(WHAT THE EXERCISE ASKS) Images are excluded; otherwise, output every record exactly.

(STORED ROWS)
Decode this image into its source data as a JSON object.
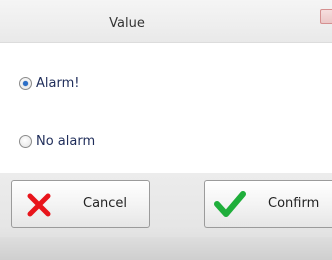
{
  "dialog": {
    "title": "Value"
  },
  "options": [
    {
      "label": "Alarm!",
      "selected": true
    },
    {
      "label": "No alarm",
      "selected": false
    }
  ],
  "buttons": {
    "cancel_label": "Cancel",
    "cancel_icon": "red-x-icon",
    "confirm_label": "Confirm",
    "confirm_icon": "green-check-icon"
  },
  "colors": {
    "cancel_icon": "#e8141b",
    "confirm_icon": "#1fae3b",
    "radio_selected": "#2a6ec8"
  }
}
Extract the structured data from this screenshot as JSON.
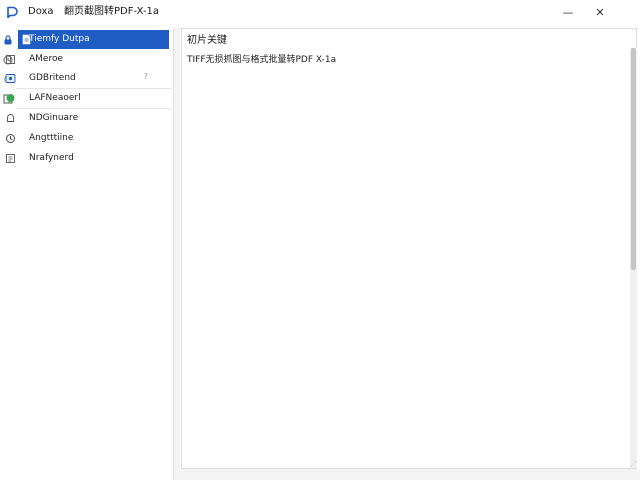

(CORRECT ANSWER)
Decode this image into its source data as a JSON object.
{
  "dialog": {
    "title": "Value"
  },
  "options": [
    {
      "label": "Alarm!",
      "selected": true
    },
    {
      "label": "No alarm",
      "selected": false
    }
  ],
  "buttons": {
    "cancel_label": "Cancel",
    "cancel_icon": "red-x-icon",
    "confirm_label": "Confirm",
    "confirm_icon": "green-check-icon"
  },
  "colors": {
    "cancel_icon": "#e8141b",
    "confirm_icon": "#1fae3b",
    "radio_selected": "#2a6ec8"
  }
}
Extract the structured data from this screenshot as JSON.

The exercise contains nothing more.